- **TASK PROMPT**:
Show each line that has the string "máquinas" in it.

─── PROVIDED RECORDS ───

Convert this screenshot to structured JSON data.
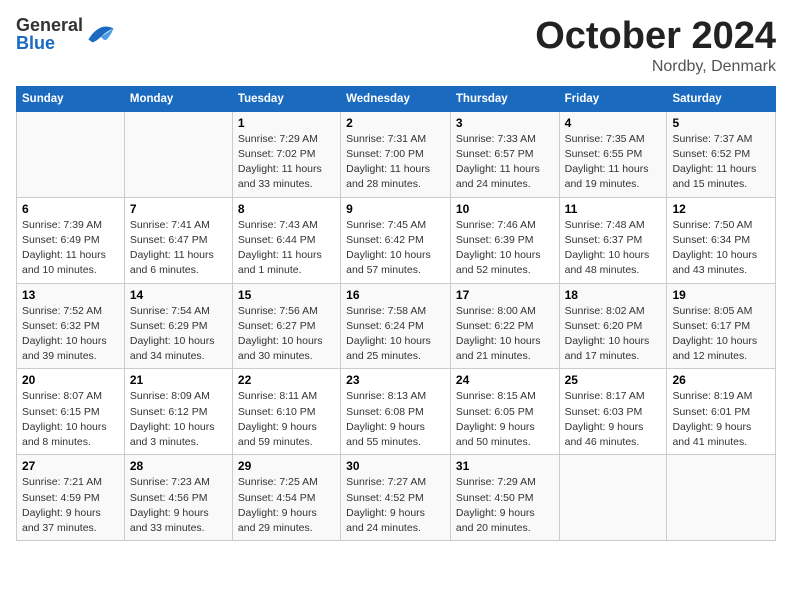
{
  "logo": {
    "general": "General",
    "blue": "Blue"
  },
  "title": "October 2024",
  "subtitle": "Nordby, Denmark",
  "days_header": [
    "Sunday",
    "Monday",
    "Tuesday",
    "Wednesday",
    "Thursday",
    "Friday",
    "Saturday"
  ],
  "weeks": [
    [
      {
        "num": "",
        "info": ""
      },
      {
        "num": "",
        "info": ""
      },
      {
        "num": "1",
        "info": "Sunrise: 7:29 AM\nSunset: 7:02 PM\nDaylight: 11 hours\nand 33 minutes."
      },
      {
        "num": "2",
        "info": "Sunrise: 7:31 AM\nSunset: 7:00 PM\nDaylight: 11 hours\nand 28 minutes."
      },
      {
        "num": "3",
        "info": "Sunrise: 7:33 AM\nSunset: 6:57 PM\nDaylight: 11 hours\nand 24 minutes."
      },
      {
        "num": "4",
        "info": "Sunrise: 7:35 AM\nSunset: 6:55 PM\nDaylight: 11 hours\nand 19 minutes."
      },
      {
        "num": "5",
        "info": "Sunrise: 7:37 AM\nSunset: 6:52 PM\nDaylight: 11 hours\nand 15 minutes."
      }
    ],
    [
      {
        "num": "6",
        "info": "Sunrise: 7:39 AM\nSunset: 6:49 PM\nDaylight: 11 hours\nand 10 minutes."
      },
      {
        "num": "7",
        "info": "Sunrise: 7:41 AM\nSunset: 6:47 PM\nDaylight: 11 hours\nand 6 minutes."
      },
      {
        "num": "8",
        "info": "Sunrise: 7:43 AM\nSunset: 6:44 PM\nDaylight: 11 hours\nand 1 minute."
      },
      {
        "num": "9",
        "info": "Sunrise: 7:45 AM\nSunset: 6:42 PM\nDaylight: 10 hours\nand 57 minutes."
      },
      {
        "num": "10",
        "info": "Sunrise: 7:46 AM\nSunset: 6:39 PM\nDaylight: 10 hours\nand 52 minutes."
      },
      {
        "num": "11",
        "info": "Sunrise: 7:48 AM\nSunset: 6:37 PM\nDaylight: 10 hours\nand 48 minutes."
      },
      {
        "num": "12",
        "info": "Sunrise: 7:50 AM\nSunset: 6:34 PM\nDaylight: 10 hours\nand 43 minutes."
      }
    ],
    [
      {
        "num": "13",
        "info": "Sunrise: 7:52 AM\nSunset: 6:32 PM\nDaylight: 10 hours\nand 39 minutes."
      },
      {
        "num": "14",
        "info": "Sunrise: 7:54 AM\nSunset: 6:29 PM\nDaylight: 10 hours\nand 34 minutes."
      },
      {
        "num": "15",
        "info": "Sunrise: 7:56 AM\nSunset: 6:27 PM\nDaylight: 10 hours\nand 30 minutes."
      },
      {
        "num": "16",
        "info": "Sunrise: 7:58 AM\nSunset: 6:24 PM\nDaylight: 10 hours\nand 25 minutes."
      },
      {
        "num": "17",
        "info": "Sunrise: 8:00 AM\nSunset: 6:22 PM\nDaylight: 10 hours\nand 21 minutes."
      },
      {
        "num": "18",
        "info": "Sunrise: 8:02 AM\nSunset: 6:20 PM\nDaylight: 10 hours\nand 17 minutes."
      },
      {
        "num": "19",
        "info": "Sunrise: 8:05 AM\nSunset: 6:17 PM\nDaylight: 10 hours\nand 12 minutes."
      }
    ],
    [
      {
        "num": "20",
        "info": "Sunrise: 8:07 AM\nSunset: 6:15 PM\nDaylight: 10 hours\nand 8 minutes."
      },
      {
        "num": "21",
        "info": "Sunrise: 8:09 AM\nSunset: 6:12 PM\nDaylight: 10 hours\nand 3 minutes."
      },
      {
        "num": "22",
        "info": "Sunrise: 8:11 AM\nSunset: 6:10 PM\nDaylight: 9 hours\nand 59 minutes."
      },
      {
        "num": "23",
        "info": "Sunrise: 8:13 AM\nSunset: 6:08 PM\nDaylight: 9 hours\nand 55 minutes."
      },
      {
        "num": "24",
        "info": "Sunrise: 8:15 AM\nSunset: 6:05 PM\nDaylight: 9 hours\nand 50 minutes."
      },
      {
        "num": "25",
        "info": "Sunrise: 8:17 AM\nSunset: 6:03 PM\nDaylight: 9 hours\nand 46 minutes."
      },
      {
        "num": "26",
        "info": "Sunrise: 8:19 AM\nSunset: 6:01 PM\nDaylight: 9 hours\nand 41 minutes."
      }
    ],
    [
      {
        "num": "27",
        "info": "Sunrise: 7:21 AM\nSunset: 4:59 PM\nDaylight: 9 hours\nand 37 minutes."
      },
      {
        "num": "28",
        "info": "Sunrise: 7:23 AM\nSunset: 4:56 PM\nDaylight: 9 hours\nand 33 minutes."
      },
      {
        "num": "29",
        "info": "Sunrise: 7:25 AM\nSunset: 4:54 PM\nDaylight: 9 hours\nand 29 minutes."
      },
      {
        "num": "30",
        "info": "Sunrise: 7:27 AM\nSunset: 4:52 PM\nDaylight: 9 hours\nand 24 minutes."
      },
      {
        "num": "31",
        "info": "Sunrise: 7:29 AM\nSunset: 4:50 PM\nDaylight: 9 hours\nand 20 minutes."
      },
      {
        "num": "",
        "info": ""
      },
      {
        "num": "",
        "info": ""
      }
    ]
  ]
}
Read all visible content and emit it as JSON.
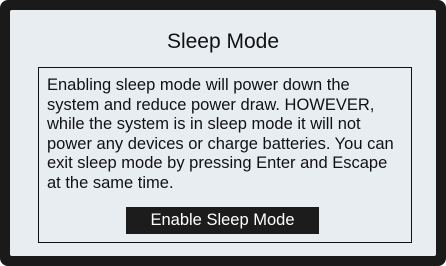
{
  "dialog": {
    "title": "Sleep Mode",
    "message": "Enabling sleep mode will power down the system and reduce power draw. HOWEVER, while the system is in sleep mode it will not power any devices or charge batteries. You can exit sleep mode by pressing Enter and Escape at the same time.",
    "enable_button_label": "Enable Sleep Mode"
  },
  "colors": {
    "bezel": "#1a1a1a",
    "screen_background": "#e8edf2",
    "text": "#111111",
    "button_background": "#1c1c1c",
    "button_text": "#ffffff"
  }
}
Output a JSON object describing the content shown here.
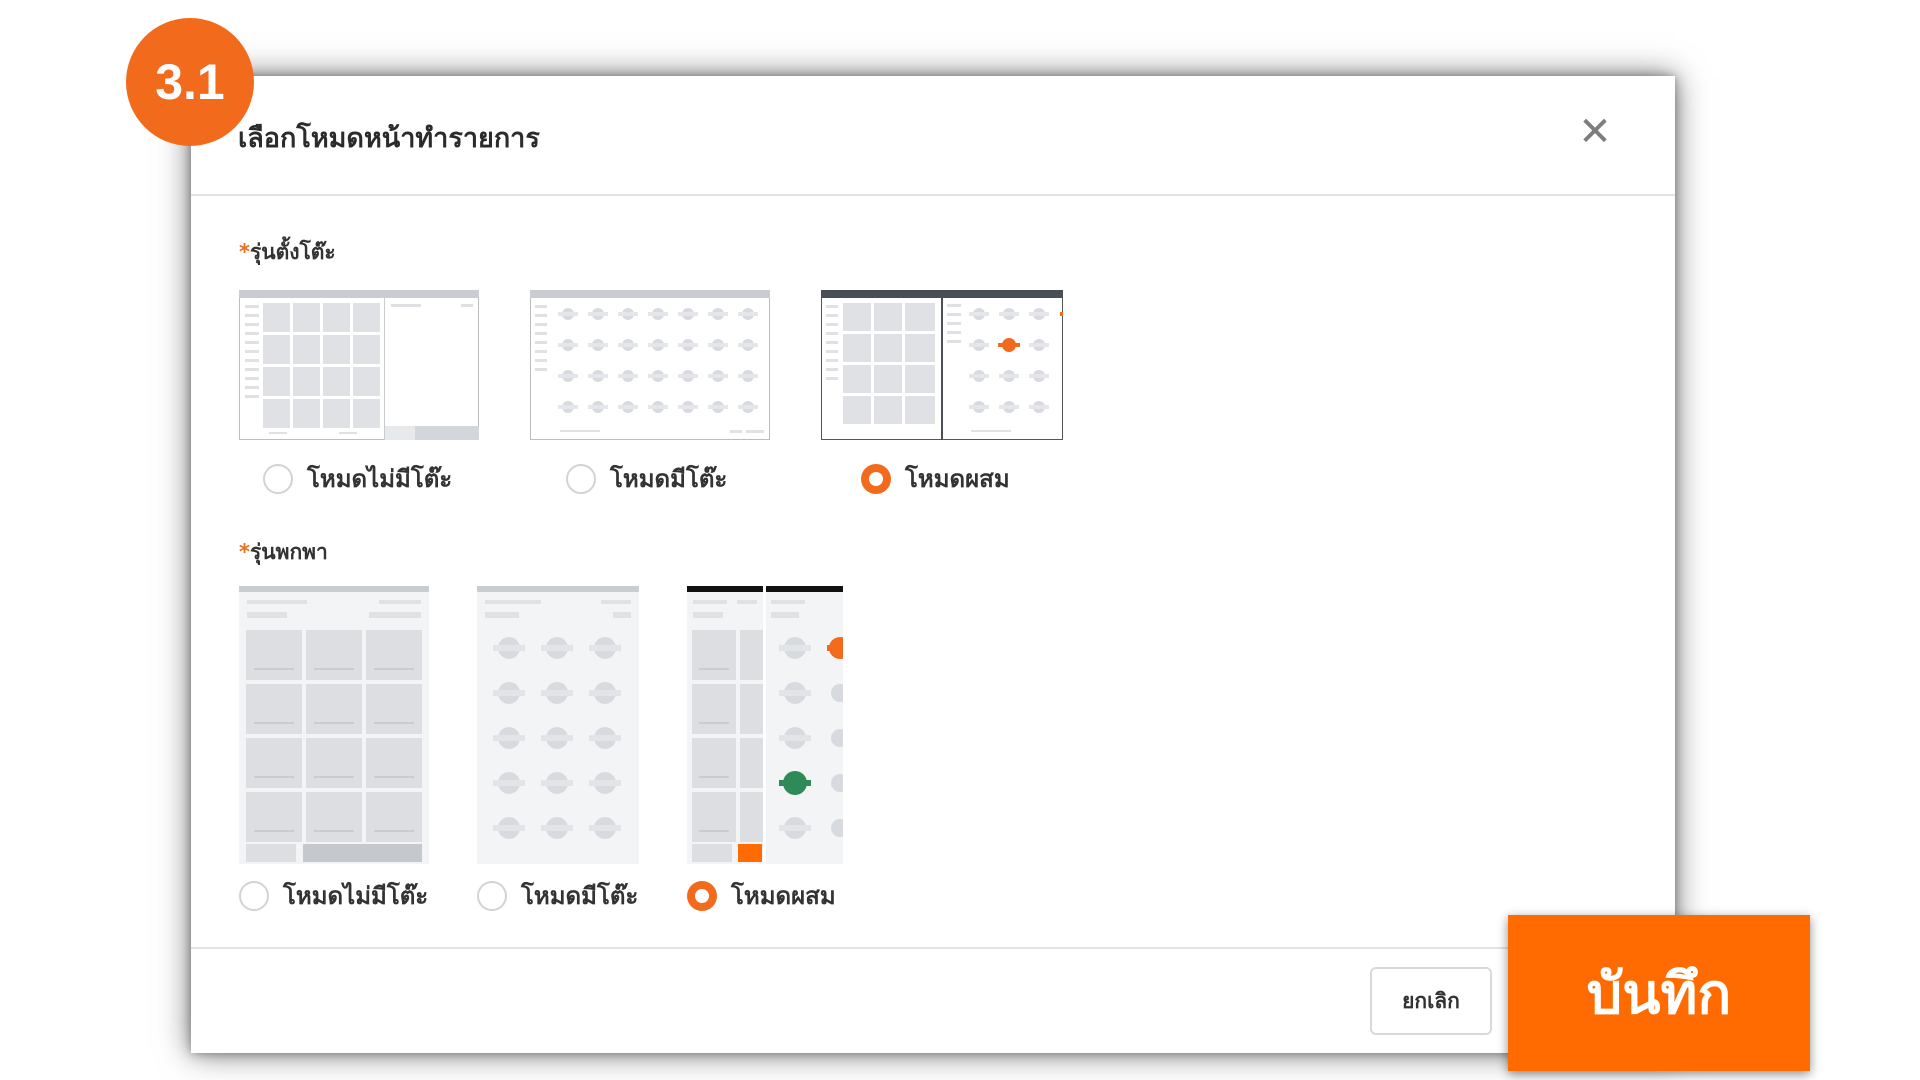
{
  "step_badge": "3.1",
  "dialog": {
    "title": "เลือกโหมดหน้าทำรายการ",
    "close_icon": "close-icon"
  },
  "sections": {
    "desktop": {
      "asterisk": "*",
      "label": "รุ่นตั้งโต๊ะ",
      "options": [
        {
          "label": "โหมดไม่มีโต๊ะ",
          "selected": false
        },
        {
          "label": "โหมดมีโต๊ะ",
          "selected": false
        },
        {
          "label": "โหมดผสม",
          "selected": true
        }
      ]
    },
    "mobile": {
      "asterisk": "*",
      "label": "รุ่นพกพา",
      "options": [
        {
          "label": "โหมดไม่มีโต๊ะ",
          "selected": false
        },
        {
          "label": "โหมดมีโต๊ะ",
          "selected": false
        },
        {
          "label": "โหมดผสม",
          "selected": true
        }
      ]
    }
  },
  "footer": {
    "cancel_label": "ยกเลิก",
    "save_label": "บันทึก"
  },
  "colors": {
    "accent": "#f26b1d",
    "save": "#ff6b00",
    "table_active": "#f26b1d",
    "table_green": "#2e8b57"
  }
}
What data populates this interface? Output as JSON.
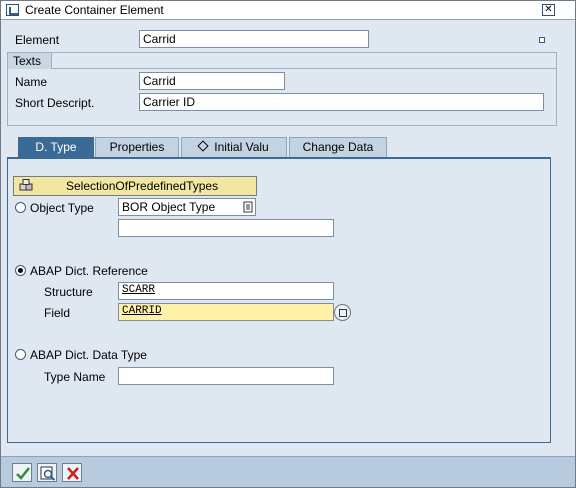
{
  "window": {
    "title": "Create Container Element"
  },
  "element": {
    "label": "Element",
    "value": "Carrid"
  },
  "texts": {
    "section_label": "Texts",
    "name_label": "Name",
    "name_value": "Carrid",
    "short_desc_label": "Short Descript.",
    "short_desc_value": "Carrier ID"
  },
  "tabs": [
    {
      "label": "D. Type",
      "active": true
    },
    {
      "label": "Properties",
      "active": false
    },
    {
      "label": "Initial Valu",
      "active": false
    },
    {
      "label": "Change Data",
      "active": false
    }
  ],
  "dtype": {
    "predefined_button": "SelectionOfPredefinedTypes",
    "object_type": {
      "label": "Object Type",
      "selected": false,
      "value": "BOR Object Type",
      "extra_value": ""
    },
    "abap_ref": {
      "label": "ABAP Dict. Reference",
      "selected": true,
      "structure_label": "Structure",
      "structure_value": "SCARR",
      "field_label": "Field",
      "field_value": "CARRID"
    },
    "abap_data_type": {
      "label": "ABAP Dict. Data Type",
      "selected": false,
      "type_name_label": "Type Name",
      "type_name_value": ""
    }
  },
  "toolbar": {
    "buttons": [
      "confirm-icon",
      "check-icon",
      "cancel-icon"
    ]
  },
  "colors": {
    "accent": "#3a6b97",
    "panel": "#dfe8f1",
    "highlight": "#fff2a8",
    "button_yellow": "#f2e6a0"
  }
}
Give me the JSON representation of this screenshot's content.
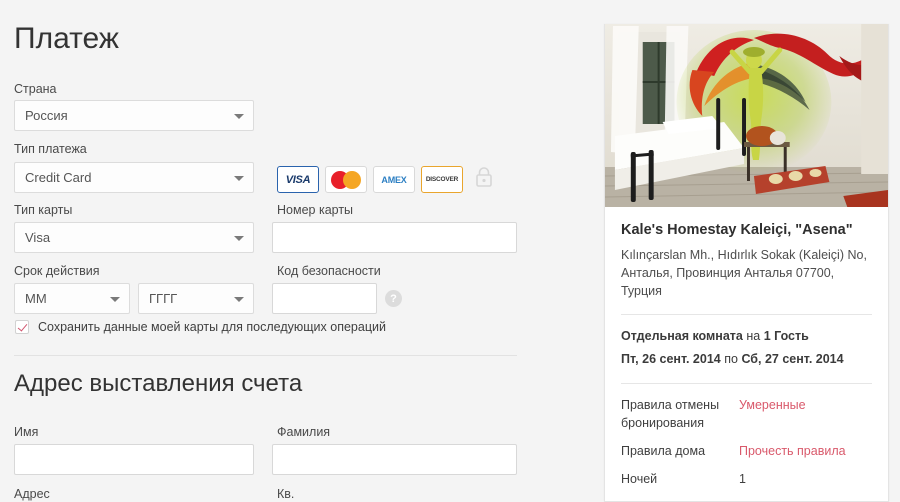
{
  "payment": {
    "heading": "Платеж",
    "country_label": "Страна",
    "country_value": "Россия",
    "payment_type_label": "Тип платежа",
    "payment_type_value": "Credit Card",
    "card_type_label": "Тип карты",
    "card_type_value": "Visa",
    "card_number_label": "Номер карты",
    "card_number_value": "",
    "expiry_label": "Срок действия",
    "expiry_month_value": "ММ",
    "expiry_year_value": "ГГГГ",
    "security_code_label": "Код безопасности",
    "security_code_value": "",
    "save_card_label": "Сохранить данные моей карты для последующих операций",
    "card_brands": [
      {
        "name": "visa-logo",
        "label": "VISA"
      },
      {
        "name": "mastercard-logo",
        "label": ""
      },
      {
        "name": "amex-logo",
        "label": "AMEX"
      },
      {
        "name": "discover-logo",
        "label": "DISCOVER"
      }
    ],
    "lock_icon": "lock-icon",
    "help_icon": "help-icon",
    "help_glyph": "?"
  },
  "billing": {
    "heading": "Адрес выставления счета",
    "first_name_label": "Имя",
    "first_name_value": "",
    "last_name_label": "Фамилия",
    "last_name_value": "",
    "address_label": "Адрес",
    "apartment_label": "Кв."
  },
  "listing": {
    "photo_alt": "room-photo",
    "title": "Kale's Homestay Kaleiçi, \"Asena\"",
    "address": "Kılınçarslan Mh., Hıdırlık Sokak (Kaleiçi) No, Антälья, Провинция Анталья 07700, Турция",
    "address_line1": "Kılınçarslan Mh., Hıdırlık Sokak (Kaleiçi) No,",
    "address_line2": "Анталья, Провинция Анталья 07700,",
    "address_line3": "Турция",
    "room_type": "Отдельная комната",
    "room_guests_prefix": "на",
    "room_guests": "1 Гость",
    "date_from": "Пт, 26 сент. 2014",
    "date_sep": "по",
    "date_to": "Сб, 27 сент. 2014",
    "details": [
      {
        "key": "Правила отмены бронирования",
        "value": "Умеренные",
        "accent": true
      },
      {
        "key": "Правила дома",
        "value": "Прочесть правила",
        "accent": true
      },
      {
        "key": "Ночей",
        "value": "1",
        "accent": false
      }
    ]
  },
  "colors": {
    "accent": "#d9596b",
    "page_bg": "#f4f4f4",
    "text": "#3a3a3a",
    "border": "#d8d8d8"
  }
}
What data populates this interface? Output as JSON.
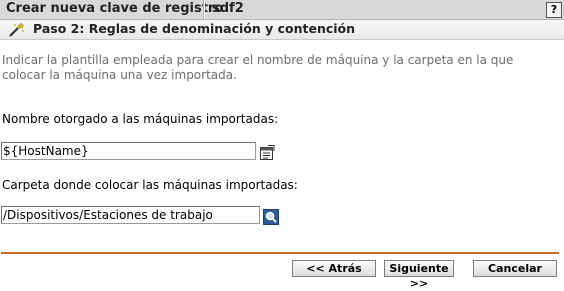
{
  "header": {
    "title": "Crear nueva clave de registro",
    "name": "sdf2",
    "help_label": "?"
  },
  "step": {
    "label": "Paso 2: Reglas de denominación y contención",
    "icon": "wand-icon"
  },
  "description": "Indicar la plantilla empleada para crear el nombre de máquina y la carpeta en la que colocar la máquina una vez importada.",
  "naming": {
    "label": "Nombre otorgado a las máquinas importadas:",
    "value": "${HostName}",
    "icon": "variable-picker-icon"
  },
  "folder": {
    "label": "Carpeta donde colocar las máquinas importadas:",
    "value": "/Dispositivos/Estaciones de trabajo",
    "icon": "browse-search-icon"
  },
  "buttons": {
    "back": "<< Atrás",
    "next": "Siguiente >>",
    "cancel": "Cancelar"
  },
  "colors": {
    "divider": "#c8692a",
    "title_bar": "#d9d9d9"
  }
}
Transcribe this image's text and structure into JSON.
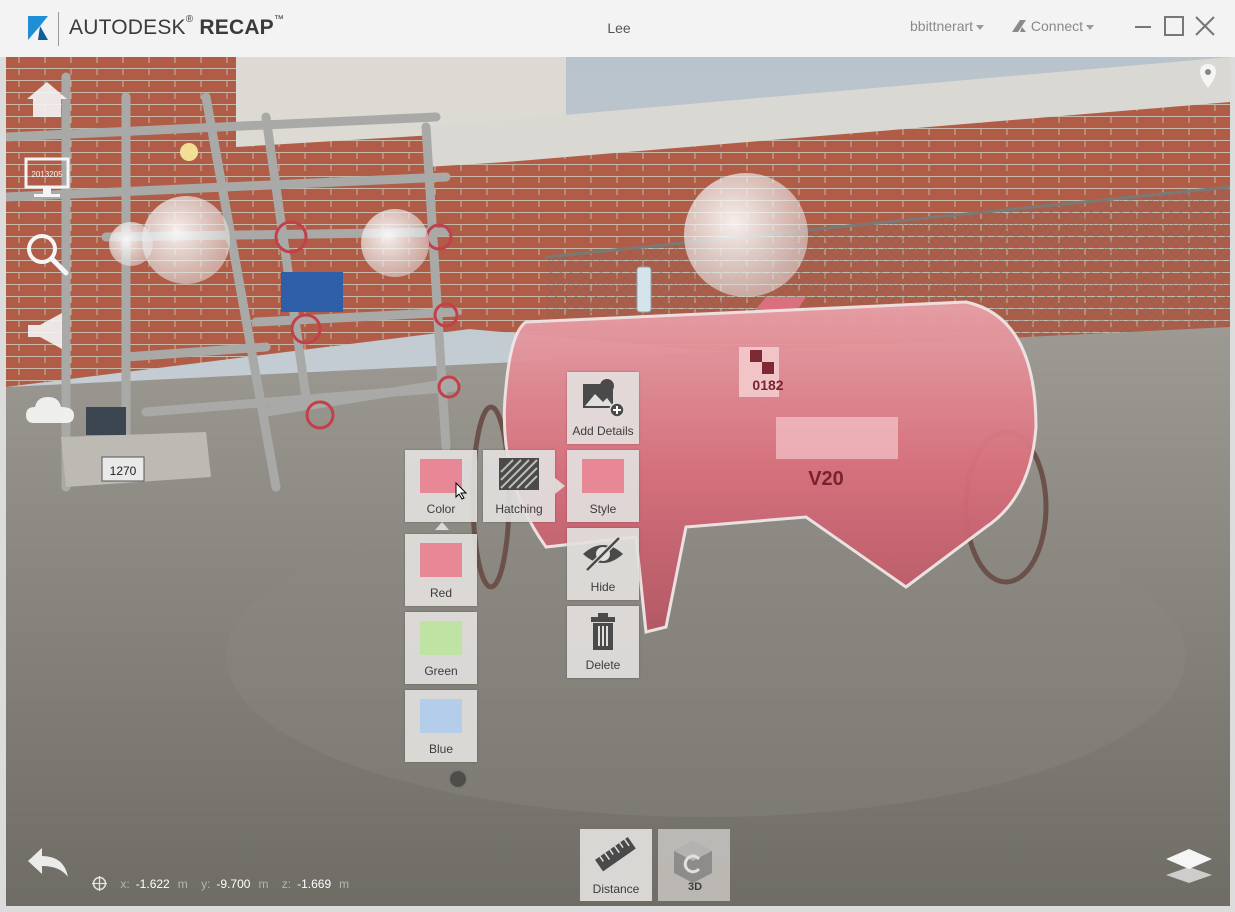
{
  "app": {
    "brand_prefix": "AUTODESK",
    "brand_reg": "®",
    "brand_product": "RECAP",
    "brand_tm": "™",
    "document_title": "Lee"
  },
  "header": {
    "user": "bbittnerart",
    "connect": "Connect"
  },
  "sidebar": {
    "items": [
      "home-icon",
      "monitor-icon",
      "search-icon",
      "announcement-icon",
      "cloud-icon"
    ]
  },
  "viewer": {
    "scan_label": "1270",
    "tank_number": "0182",
    "tank_text": "V20",
    "monitor_text": "2013205"
  },
  "context_menu": {
    "add_details": "Add Details",
    "color": "Color",
    "hatching": "Hatching",
    "style": "Style",
    "hide": "Hide",
    "delete": "Delete",
    "colors": [
      {
        "label": "Red",
        "hex": "#e88896"
      },
      {
        "label": "Green",
        "hex": "#bfe3a2"
      },
      {
        "label": "Blue",
        "hex": "#b3cdea"
      }
    ],
    "current_color": "#e88896"
  },
  "coords": {
    "x_label": "x:",
    "x": "-1.622",
    "x_unit": "m",
    "y_label": "y:",
    "y": "-9.700",
    "y_unit": "m",
    "z_label": "z:",
    "z": "-1.669",
    "z_unit": "m"
  },
  "toolbar": {
    "distance": "Distance",
    "view_3d": "3D"
  },
  "colors": {
    "accent_blue": "#1e8fd6",
    "highlight_red": "#e2707f",
    "tile_bg": "#e2e0dd"
  }
}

───

- **WRITTEN ANSWER**:
    "label": "Nombre otorgado a las máquinas importadas:",
    "label": "Carpeta donde colocar las máquinas importadas:",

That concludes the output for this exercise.